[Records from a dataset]
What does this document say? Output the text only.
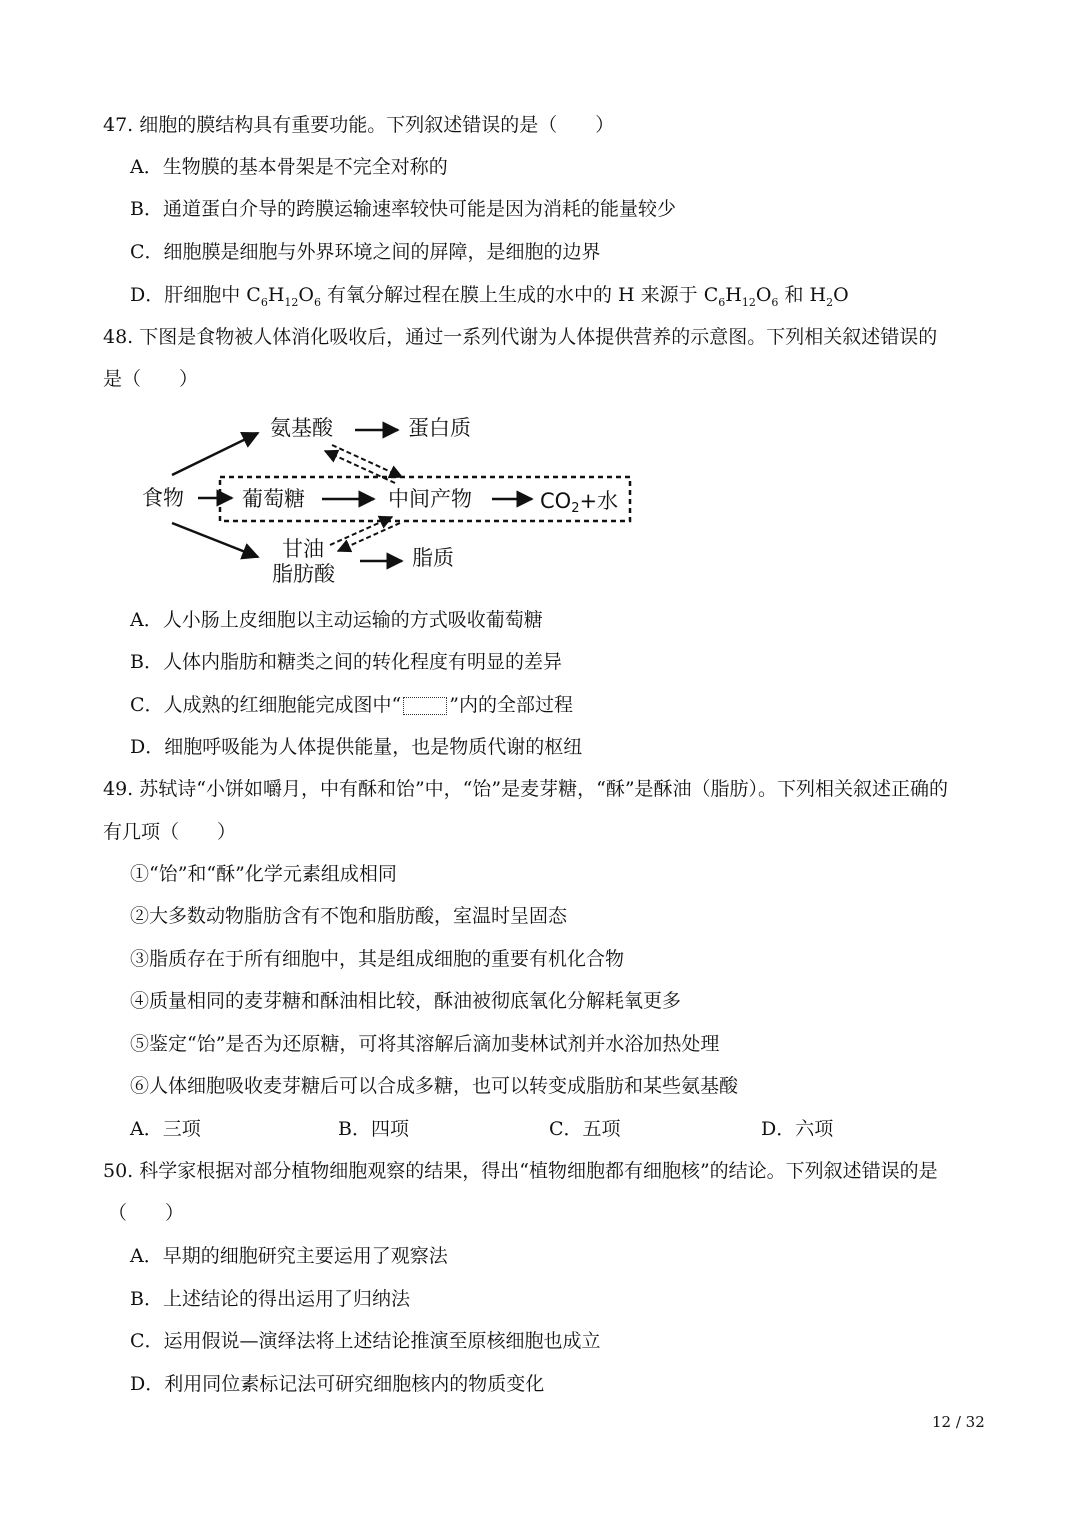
47. 细胞的膜结构具有重要功能。下列叙述错误的是（　　）
A．生物膜的基本骨架是不完全对称的
B．通道蛋白介导的跨膜运输速率较快可能是因为消耗的能量较少
C．细胞膜是细胞与外界环境之间的屏障，是细胞的边界
D．肝细胞中 $C_6H_{12}O_6$ 有氧分解过程在膜上生成的水中的 H 来源于 $C_6H_{12}O_6$ 和 $H_2O$
48. 下图是食物被人体消化吸收后，通过一系列代谢为人体提供营养的示意图。下列相关叙述错误的
是（　　）
食物
氨基酸	蛋白质
葡萄糖	中间产物	CO2+水
甘油
脂肪酸
脂质
A．人小肠上皮细胞以主动运输的方式吸收葡萄糖
B．人体内脂肪和糖类之间的转化程度有明显的差异
C．人成熟的红细胞能完成图中“	”内的全部过程
D．细胞呼吸能为人体提供能量，也是物质代谢的枢纽
49. 苏轼诗“小饼如嚼月，中有酥和饴”中，“饴”是麦芽糖，“酥”是酥油（脂肪）。下列相关叙述正确的
有几项（　　）
①“饴”和“酥”化学元素组成相同
②大多数动物脂肪含有不饱和脂肪酸，室温时呈固态
③脂质存在于所有细胞中，其是组成细胞的重要有机化合物
④质量相同的麦芽糖和酥油相比较，酥油被彻底氧化分解耗氧更多
⑤鉴定“饴”是否为还原糖，可将其溶解后滴加斐林试剂并水浴加热处理
⑥人体细胞吸收麦芽糖后可以合成多糖，也可以转变成脂肪和某些氨基酸
A．三项	B．四项	C．五项	D．六项
50. 科学家根据对部分植物细胞观察的结果，得出“植物细胞都有细胞核”的结论。下列叙述错误的是
（　　）
A．早期的细胞研究主要运用了观察法
B．上述结论的得出运用了归纳法
C．运用假说—演绎法将上述结论推演至原核细胞也成立
D．利用同位素标记法可研究细胞核内的物质变化
12 / 32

→ **What you should do**
What is the number of lines in the records that contain the word "下列叙述错误的是"? Answer with the number and nothing else.

→ **Task result**
2